= AIM OF THE TASK =
Read the lines that follow and pick out every one containing the word "JSON".

= MATERIAL =

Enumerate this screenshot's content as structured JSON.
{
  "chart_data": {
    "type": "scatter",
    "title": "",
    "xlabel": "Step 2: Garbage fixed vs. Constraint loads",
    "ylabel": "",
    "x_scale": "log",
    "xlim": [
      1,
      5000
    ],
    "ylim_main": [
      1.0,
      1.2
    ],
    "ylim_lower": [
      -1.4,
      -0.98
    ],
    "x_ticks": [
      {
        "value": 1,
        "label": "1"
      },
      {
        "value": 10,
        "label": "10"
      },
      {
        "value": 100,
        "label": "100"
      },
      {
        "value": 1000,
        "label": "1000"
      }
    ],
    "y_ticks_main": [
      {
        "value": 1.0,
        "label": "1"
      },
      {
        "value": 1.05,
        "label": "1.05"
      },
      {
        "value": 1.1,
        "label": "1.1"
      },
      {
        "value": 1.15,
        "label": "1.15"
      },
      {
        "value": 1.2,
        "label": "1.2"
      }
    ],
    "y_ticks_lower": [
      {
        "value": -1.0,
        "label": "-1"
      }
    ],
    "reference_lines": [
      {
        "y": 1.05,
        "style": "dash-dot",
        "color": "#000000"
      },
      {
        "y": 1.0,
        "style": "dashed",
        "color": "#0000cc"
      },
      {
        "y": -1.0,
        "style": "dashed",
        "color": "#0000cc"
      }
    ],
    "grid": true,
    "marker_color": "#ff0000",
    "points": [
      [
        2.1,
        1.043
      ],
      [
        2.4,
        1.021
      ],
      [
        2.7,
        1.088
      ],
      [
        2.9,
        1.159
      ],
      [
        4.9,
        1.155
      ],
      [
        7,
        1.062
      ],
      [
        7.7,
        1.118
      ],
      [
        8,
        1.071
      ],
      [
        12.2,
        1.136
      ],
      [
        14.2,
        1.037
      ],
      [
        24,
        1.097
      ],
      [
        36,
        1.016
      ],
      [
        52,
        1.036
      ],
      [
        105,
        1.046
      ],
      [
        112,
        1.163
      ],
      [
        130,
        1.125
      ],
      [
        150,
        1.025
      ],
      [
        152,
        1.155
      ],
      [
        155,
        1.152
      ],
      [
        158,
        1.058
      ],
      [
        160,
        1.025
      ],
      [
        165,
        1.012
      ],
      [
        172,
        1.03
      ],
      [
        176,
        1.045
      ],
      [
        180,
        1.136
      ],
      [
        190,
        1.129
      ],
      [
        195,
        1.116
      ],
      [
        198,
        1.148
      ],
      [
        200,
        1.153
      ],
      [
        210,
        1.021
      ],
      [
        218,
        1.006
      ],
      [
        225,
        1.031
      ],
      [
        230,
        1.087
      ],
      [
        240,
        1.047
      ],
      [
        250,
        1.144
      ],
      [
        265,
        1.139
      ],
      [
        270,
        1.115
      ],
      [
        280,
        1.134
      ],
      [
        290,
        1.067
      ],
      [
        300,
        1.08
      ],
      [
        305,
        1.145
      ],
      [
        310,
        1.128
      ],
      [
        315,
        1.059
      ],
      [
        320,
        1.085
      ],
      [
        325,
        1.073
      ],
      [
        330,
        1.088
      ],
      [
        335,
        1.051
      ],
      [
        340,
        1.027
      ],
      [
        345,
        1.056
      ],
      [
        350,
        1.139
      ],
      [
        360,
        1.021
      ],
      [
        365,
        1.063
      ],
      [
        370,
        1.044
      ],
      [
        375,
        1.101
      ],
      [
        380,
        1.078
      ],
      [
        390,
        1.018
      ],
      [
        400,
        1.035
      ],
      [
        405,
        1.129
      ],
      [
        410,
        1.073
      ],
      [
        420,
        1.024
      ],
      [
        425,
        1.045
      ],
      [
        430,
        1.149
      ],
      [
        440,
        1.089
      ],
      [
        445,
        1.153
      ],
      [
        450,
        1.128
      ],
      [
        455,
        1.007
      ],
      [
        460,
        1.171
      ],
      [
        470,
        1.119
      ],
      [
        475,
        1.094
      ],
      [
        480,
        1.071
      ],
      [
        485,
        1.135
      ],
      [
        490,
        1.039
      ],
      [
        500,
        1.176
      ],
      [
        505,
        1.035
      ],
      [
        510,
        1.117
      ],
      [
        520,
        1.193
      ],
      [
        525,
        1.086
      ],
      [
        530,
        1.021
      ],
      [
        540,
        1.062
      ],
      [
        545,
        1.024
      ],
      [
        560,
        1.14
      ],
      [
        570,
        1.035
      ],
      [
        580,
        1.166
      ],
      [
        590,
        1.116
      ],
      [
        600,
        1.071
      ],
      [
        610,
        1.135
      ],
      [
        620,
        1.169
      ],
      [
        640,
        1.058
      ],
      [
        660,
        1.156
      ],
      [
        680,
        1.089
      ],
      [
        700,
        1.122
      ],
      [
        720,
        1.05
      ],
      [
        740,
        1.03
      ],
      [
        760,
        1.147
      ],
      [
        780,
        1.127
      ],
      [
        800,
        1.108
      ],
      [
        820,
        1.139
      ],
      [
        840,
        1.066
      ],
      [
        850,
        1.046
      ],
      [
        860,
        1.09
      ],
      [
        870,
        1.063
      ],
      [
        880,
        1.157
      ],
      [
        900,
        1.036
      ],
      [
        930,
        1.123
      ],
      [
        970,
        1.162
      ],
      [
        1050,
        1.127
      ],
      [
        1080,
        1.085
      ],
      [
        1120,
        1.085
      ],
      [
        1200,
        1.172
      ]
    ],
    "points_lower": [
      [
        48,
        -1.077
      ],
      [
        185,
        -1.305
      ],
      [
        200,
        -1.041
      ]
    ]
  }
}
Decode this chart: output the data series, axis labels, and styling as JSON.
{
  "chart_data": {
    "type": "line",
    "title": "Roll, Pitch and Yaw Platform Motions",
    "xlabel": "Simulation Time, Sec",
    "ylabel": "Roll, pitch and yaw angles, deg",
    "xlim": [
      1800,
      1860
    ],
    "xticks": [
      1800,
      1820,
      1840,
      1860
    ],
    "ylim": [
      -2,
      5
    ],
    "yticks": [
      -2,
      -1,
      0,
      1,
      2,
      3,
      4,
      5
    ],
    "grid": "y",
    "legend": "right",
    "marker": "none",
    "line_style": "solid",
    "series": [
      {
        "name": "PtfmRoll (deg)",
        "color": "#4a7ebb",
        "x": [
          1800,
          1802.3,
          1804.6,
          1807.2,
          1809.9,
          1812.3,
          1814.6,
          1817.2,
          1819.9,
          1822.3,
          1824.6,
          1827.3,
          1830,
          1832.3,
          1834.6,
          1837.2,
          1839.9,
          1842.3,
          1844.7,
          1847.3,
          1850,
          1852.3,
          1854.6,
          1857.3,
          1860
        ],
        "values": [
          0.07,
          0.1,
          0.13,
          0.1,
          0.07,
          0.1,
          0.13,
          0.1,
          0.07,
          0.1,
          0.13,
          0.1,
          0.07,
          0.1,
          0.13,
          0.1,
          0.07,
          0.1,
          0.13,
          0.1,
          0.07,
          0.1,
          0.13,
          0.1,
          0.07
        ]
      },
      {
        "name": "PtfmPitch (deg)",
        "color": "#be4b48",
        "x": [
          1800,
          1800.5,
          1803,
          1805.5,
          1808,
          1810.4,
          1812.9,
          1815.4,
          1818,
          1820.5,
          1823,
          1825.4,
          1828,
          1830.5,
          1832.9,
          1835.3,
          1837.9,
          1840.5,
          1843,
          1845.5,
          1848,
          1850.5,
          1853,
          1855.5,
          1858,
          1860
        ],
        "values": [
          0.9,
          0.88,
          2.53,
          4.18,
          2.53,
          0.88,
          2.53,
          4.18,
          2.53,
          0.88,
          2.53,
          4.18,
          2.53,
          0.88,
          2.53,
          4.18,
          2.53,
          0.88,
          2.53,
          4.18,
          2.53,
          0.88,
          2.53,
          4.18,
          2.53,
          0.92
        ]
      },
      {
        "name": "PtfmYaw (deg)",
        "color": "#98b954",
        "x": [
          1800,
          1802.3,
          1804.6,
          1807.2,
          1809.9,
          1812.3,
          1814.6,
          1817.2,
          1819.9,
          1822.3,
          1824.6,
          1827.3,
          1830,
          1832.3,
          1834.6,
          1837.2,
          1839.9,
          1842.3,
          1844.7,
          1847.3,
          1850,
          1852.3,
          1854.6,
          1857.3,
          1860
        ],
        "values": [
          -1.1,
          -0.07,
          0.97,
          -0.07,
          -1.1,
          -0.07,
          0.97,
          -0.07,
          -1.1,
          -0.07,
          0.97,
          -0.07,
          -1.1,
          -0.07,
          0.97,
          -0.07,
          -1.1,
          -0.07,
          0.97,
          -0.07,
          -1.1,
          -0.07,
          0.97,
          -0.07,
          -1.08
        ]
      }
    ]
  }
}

= OUTPUT =
Enumerate this screenshot's content as structured JSON.
Decode this chart: output the data series, axis labels, and styling as JSON.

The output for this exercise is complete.